__Goal__. Reproduce every entry below precisely; do not include the pictures.

___ Provided data ___

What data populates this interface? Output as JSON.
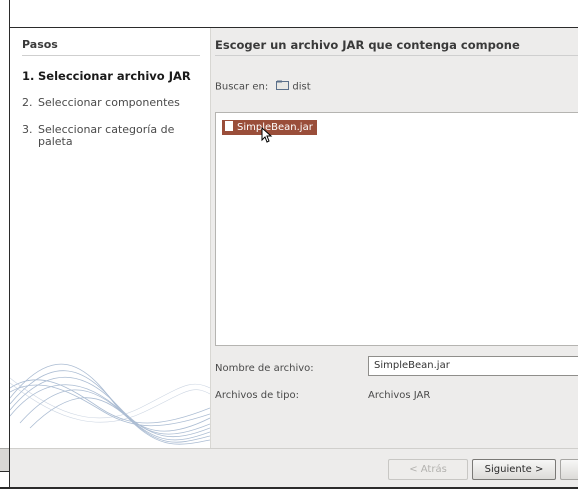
{
  "steps": {
    "title": "Pasos",
    "items": [
      {
        "num": "1.",
        "label": "Seleccionar archivo JAR"
      },
      {
        "num": "2.",
        "label": "Seleccionar componentes"
      },
      {
        "num": "3.",
        "label": "Seleccionar categoría de paleta"
      }
    ]
  },
  "main": {
    "heading": "Escoger un archivo JAR que contenga compone",
    "look_in_label": "Buscar en:",
    "look_in_value": "dist",
    "files": [
      "SimpleBean.jar"
    ],
    "file_name_label": "Nombre de archivo:",
    "file_name_value": "SimpleBean.jar",
    "file_type_label": "Archivos de tipo:",
    "file_type_value": "Archivos JAR"
  },
  "buttons": {
    "back": "< Atrás",
    "next": "Siguiente >"
  },
  "colors": {
    "selection": "#9a4e3a",
    "dialog_bg": "#edeceb"
  }
}
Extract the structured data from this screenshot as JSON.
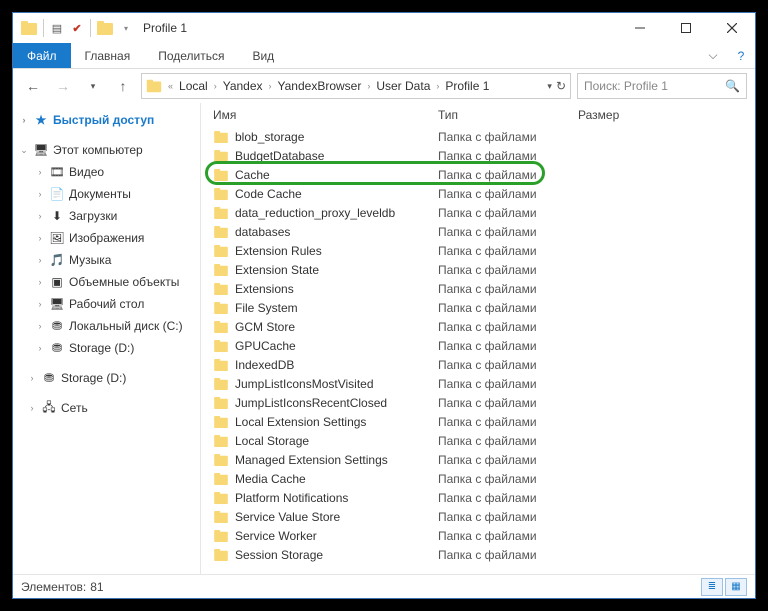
{
  "title": "Profile 1",
  "ribbon": {
    "file": "Файл",
    "tabs": [
      "Главная",
      "Поделиться",
      "Вид"
    ]
  },
  "breadcrumbs": [
    "Local",
    "Yandex",
    "YandexBrowser",
    "User Data",
    "Profile 1"
  ],
  "search_placeholder": "Поиск: Profile 1",
  "columns": {
    "name": "Имя",
    "type": "Тип",
    "size": "Размер"
  },
  "nav": {
    "quick_access": "Быстрый доступ",
    "this_pc": "Этот компьютер",
    "items": [
      {
        "label": "Видео",
        "icon": "🎞"
      },
      {
        "label": "Документы",
        "icon": "📄"
      },
      {
        "label": "Загрузки",
        "icon": "⬇"
      },
      {
        "label": "Изображения",
        "icon": "🖼"
      },
      {
        "label": "Музыка",
        "icon": "🎵"
      },
      {
        "label": "Объемные объекты",
        "icon": "▣"
      },
      {
        "label": "Рабочий стол",
        "icon": "🖥"
      },
      {
        "label": "Локальный диск (C:)",
        "icon": "⛃"
      },
      {
        "label": "Storage (D:)",
        "icon": "⛃"
      }
    ],
    "storage_d": "Storage (D:)",
    "network": "Сеть"
  },
  "folder_type_label": "Папка с файлами",
  "files": [
    "blob_storage",
    "BudgetDatabase",
    "Cache",
    "Code Cache",
    "data_reduction_proxy_leveldb",
    "databases",
    "Extension Rules",
    "Extension State",
    "Extensions",
    "File System",
    "GCM Store",
    "GPUCache",
    "IndexedDB",
    "JumpListIconsMostVisited",
    "JumpListIconsRecentClosed",
    "Local Extension Settings",
    "Local Storage",
    "Managed Extension Settings",
    "Media Cache",
    "Platform Notifications",
    "Service Value Store",
    "Service Worker",
    "Session Storage"
  ],
  "highlight_index": 2,
  "status": {
    "label": "Элементов:",
    "count": "81"
  }
}
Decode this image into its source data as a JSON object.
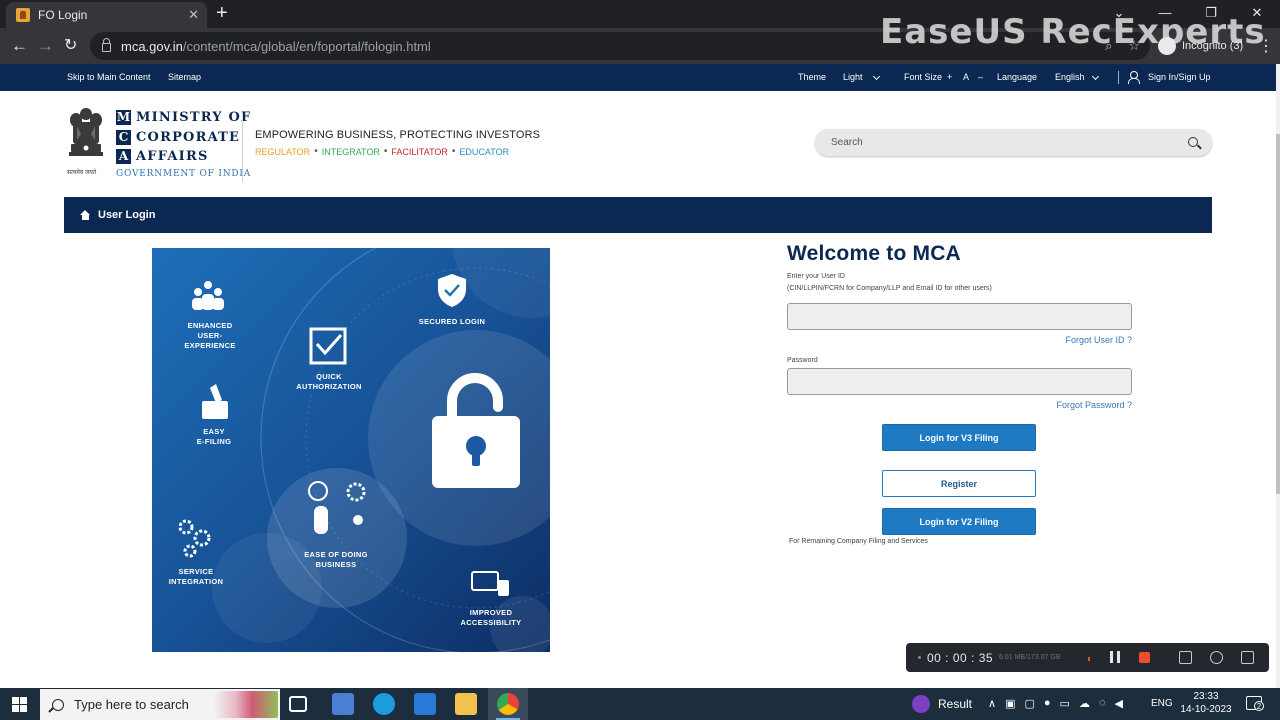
{
  "browser": {
    "tab_title": "FO Login",
    "tab_close": "✕",
    "new_tab": "+",
    "url_domain": "mca.gov.in",
    "url_path": "/content/mca/global/en/foportal/fologin.html",
    "incognito_label": "Incognito (3)",
    "window_controls": [
      "⌄",
      "—",
      "❐",
      "✕"
    ]
  },
  "watermark": "EaseUS RecExperts",
  "utility_bar": {
    "skip_link": "Skip to Main Content",
    "sitemap": "Sitemap",
    "theme_label": "Theme",
    "theme_value": "Light",
    "font_size_label": "Font Size",
    "font_plus": "+",
    "font_a": "A",
    "font_minus": "–",
    "language_label": "Language",
    "language_value": "English",
    "sign_in": "Sign In/Sign Up"
  },
  "header": {
    "brand_letters": [
      "M",
      "C",
      "A"
    ],
    "brand_words": [
      "MINISTRY OF",
      "CORPORATE",
      "AFFAIRS"
    ],
    "emblem_caption": "सत्यमेव जयते",
    "government": "GOVERNMENT OF INDIA",
    "tagline": "EMPOWERING BUSINESS, PROTECTING INVESTORS",
    "roles": [
      {
        "label": "REGULATOR",
        "color": "#e8a020"
      },
      {
        "label": "INTEGRATOR",
        "color": "#34a853"
      },
      {
        "label": "FACILITATOR",
        "color": "#c62828"
      },
      {
        "label": "EDUCATOR",
        "color": "#2e8bc0"
      }
    ],
    "role_separator": "•",
    "search_placeholder": "Search"
  },
  "band": {
    "title": "User Login"
  },
  "illustration": {
    "features": [
      "ENHANCED\nUSER-EXPERIENCE",
      "SECURED LOGIN",
      "QUICK\nAUTHORIZATION",
      "EASY\nE-FILING",
      "EASE OF DOING\nBUSINESS",
      "SERVICE\nINTEGRATION",
      "IMPROVED\nACCESSIBILITY"
    ]
  },
  "login": {
    "heading": "Welcome to MCA",
    "userid_hint": "Enter your User ID",
    "userid_subhint": "(CIN/LLPIN/FCRN for Company/LLP and Email ID for other users)",
    "userid_value": "",
    "forgot_userid": "Forgot User ID ?",
    "password_label": "Password",
    "password_value": "",
    "forgot_password": "Forgot Password ?",
    "v3_button": "Login for V3 Filing",
    "register_button": "Register",
    "v2_button": "Login for V2 Filing",
    "v2_note": "For Remaining Company Filing and Services"
  },
  "recorder": {
    "time": "00 : 00 : 35",
    "size": "6.61 MB/173.07 GB"
  },
  "taskbar": {
    "search_placeholder": "Type here to search",
    "result_label": "Result",
    "language": "ENG",
    "time": "23:33",
    "date": "14-10-2023",
    "notification_count": "2"
  }
}
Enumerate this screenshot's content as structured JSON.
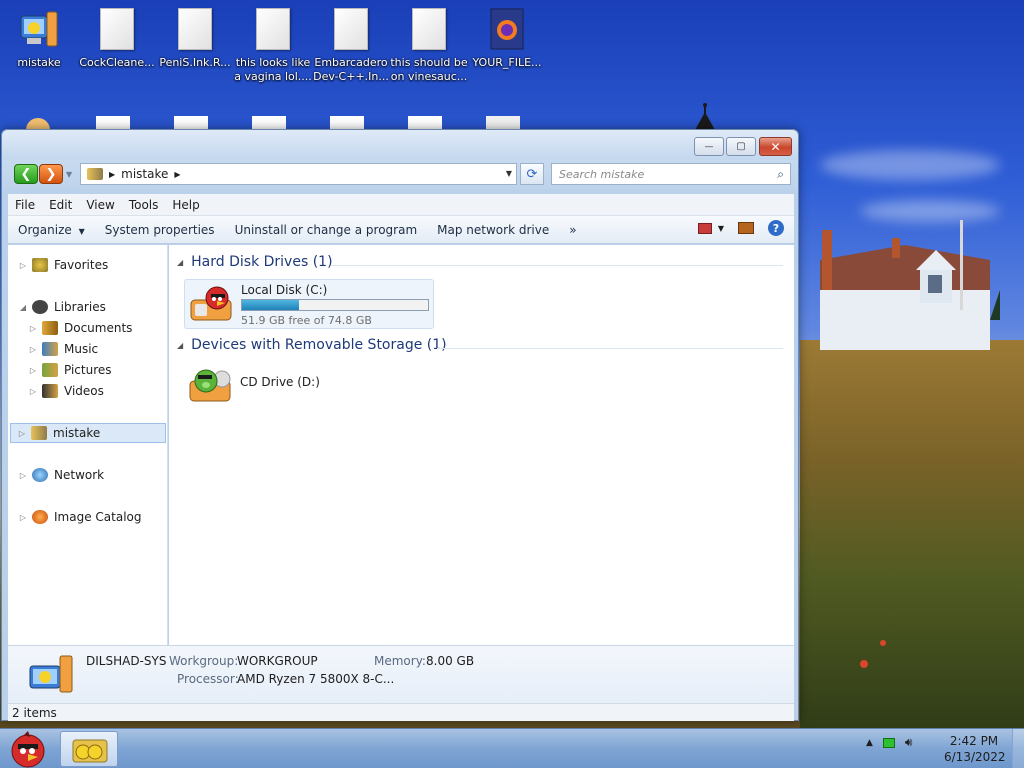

___

__Reply to the task__.
What data populates this interface? Output as JSON.
{
  "steps": {
    "title": "Pasos",
    "items": [
      {
        "num": "1.",
        "label": "Seleccionar archivo JAR"
      },
      {
        "num": "2.",
        "label": "Seleccionar componentes"
      },
      {
        "num": "3.",
        "label": "Seleccionar categoría de paleta"
      }
    ]
  },
  "main": {
    "heading": "Escoger un archivo JAR que contenga compone",
    "look_in_label": "Buscar en:",
    "look_in_value": "dist",
    "files": [
      "SimpleBean.jar"
    ],
    "file_name_label": "Nombre de archivo:",
    "file_name_value": "SimpleBean.jar",
    "file_type_label": "Archivos de tipo:",
    "file_type_value": "Archivos JAR"
  },
  "buttons": {
    "back": "< Atrás",
    "next": "Siguiente >"
  },
  "colors": {
    "selection": "#9a4e3a",
    "dialog_bg": "#edeceb"
  }
}
Extract the structured data from this screenshot as JSON.
{
  "title": "Profile 1",
  "ribbon": {
    "file": "Файл",
    "tabs": [
      "Главная",
      "Поделиться",
      "Вид"
    ]
  },
  "breadcrumbs": [
    "Local",
    "Yandex",
    "YandexBrowser",
    "User Data",
    "Profile 1"
  ],
  "search_placeholder": "Поиск: Profile 1",
  "columns": {
    "name": "Имя",
    "type": "Тип",
    "size": "Размер"
  },
  "nav": {
    "quick_access": "Быстрый доступ",
    "this_pc": "Этот компьютер",
    "items": [
      {
        "label": "Видео",
        "icon": "🎞"
      },
      {
        "label": "Документы",
        "icon": "📄"
      },
      {
        "label": "Загрузки",
        "icon": "⬇"
      },
      {
        "label": "Изображения",
        "icon": "🖼"
      },
      {
        "label": "Музыка",
        "icon": "🎵"
      },
      {
        "label": "Объемные объекты",
        "icon": "▣"
      },
      {
        "label": "Рабочий стол",
        "icon": "🖥"
      },
      {
        "label": "Локальный диск (C:)",
        "icon": "⛃"
      },
      {
        "label": "Storage (D:)",
        "icon": "⛃"
      }
    ],
    "storage_d": "Storage (D:)",
    "network": "Сеть"
  },
  "folder_type_label": "Папка с файлами",
  "files": [
    "blob_storage",
    "BudgetDatabase",
    "Cache",
    "Code Cache",
    "data_reduction_proxy_leveldb",
    "databases",
    "Extension Rules",
    "Extension State",
    "Extensions",
    "File System",
    "GCM Store",
    "GPUCache",
    "IndexedDB",
    "JumpListIconsMostVisited",
    "JumpListIconsRecentClosed",
    "Local Extension Settings",
    "Local Storage",
    "Managed Extension Settings",
    "Media Cache",
    "Platform Notifications",
    "Service Value Store",
    "Service Worker",
    "Session Storage"
  ],
  "highlight_index": 2,
  "status": {
    "label": "Элементов:",
    "count": "81"
  }
}
Decode this image into its source data as a JSON object.
{
  "browser": {
    "tab_title": "FO Login",
    "tab_close": "✕",
    "new_tab": "+",
    "url_domain": "mca.gov.in",
    "url_path": "/content/mca/global/en/foportal/fologin.html",
    "incognito_label": "Incognito (3)",
    "window_controls": [
      "⌄",
      "—",
      "❐",
      "✕"
    ]
  },
  "watermark": "EaseUS RecExperts",
  "utility_bar": {
    "skip_link": "Skip to Main Content",
    "sitemap": "Sitemap",
    "theme_label": "Theme",
    "theme_value": "Light",
    "font_size_label": "Font Size",
    "font_plus": "+",
    "font_a": "A",
    "font_minus": "–",
    "language_label": "Language",
    "language_value": "English",
    "sign_in": "Sign In/Sign Up"
  },
  "header": {
    "brand_letters": [
      "M",
      "C",
      "A"
    ],
    "brand_words": [
      "MINISTRY OF",
      "CORPORATE",
      "AFFAIRS"
    ],
    "emblem_caption": "सत्यमेव जयते",
    "government": "GOVERNMENT OF INDIA",
    "tagline": "EMPOWERING BUSINESS, PROTECTING INVESTORS",
    "roles": [
      {
        "label": "REGULATOR",
        "color": "#e8a020"
      },
      {
        "label": "INTEGRATOR",
        "color": "#34a853"
      },
      {
        "label": "FACILITATOR",
        "color": "#c62828"
      },
      {
        "label": "EDUCATOR",
        "color": "#2e8bc0"
      }
    ],
    "role_separator": "•",
    "search_placeholder": "Search"
  },
  "band": {
    "title": "User Login"
  },
  "illustration": {
    "features": [
      "ENHANCED\nUSER-EXPERIENCE",
      "SECURED LOGIN",
      "QUICK\nAUTHORIZATION",
      "EASY\nE-FILING",
      "EASE OF DOING\nBUSINESS",
      "SERVICE\nINTEGRATION",
      "IMPROVED\nACCESSIBILITY"
    ]
  },
  "login": {
    "heading": "Welcome to MCA",
    "userid_hint": "Enter your User ID",
    "userid_subhint": "(CIN/LLPIN/FCRN for Company/LLP and Email ID for other users)",
    "userid_value": "",
    "forgot_userid": "Forgot User ID ?",
    "password_label": "Password",
    "password_value": "",
    "forgot_password": "Forgot Password ?",
    "v3_button": "Login for V3 Filing",
    "register_button": "Register",
    "v2_button": "Login for V2 Filing",
    "v2_note": "For Remaining Company Filing and Services"
  },
  "recorder": {
    "time": "00 : 00 : 35",
    "size": "6.61 MB/173.07 GB"
  },
  "taskbar": {
    "search_placeholder": "Type here to search",
    "result_label": "Result",
    "language": "ENG",
    "time": "23:33",
    "date": "14-10-2023",
    "notification_count": "2"
  }
}
Enumerate this screenshot's content as structured JSON.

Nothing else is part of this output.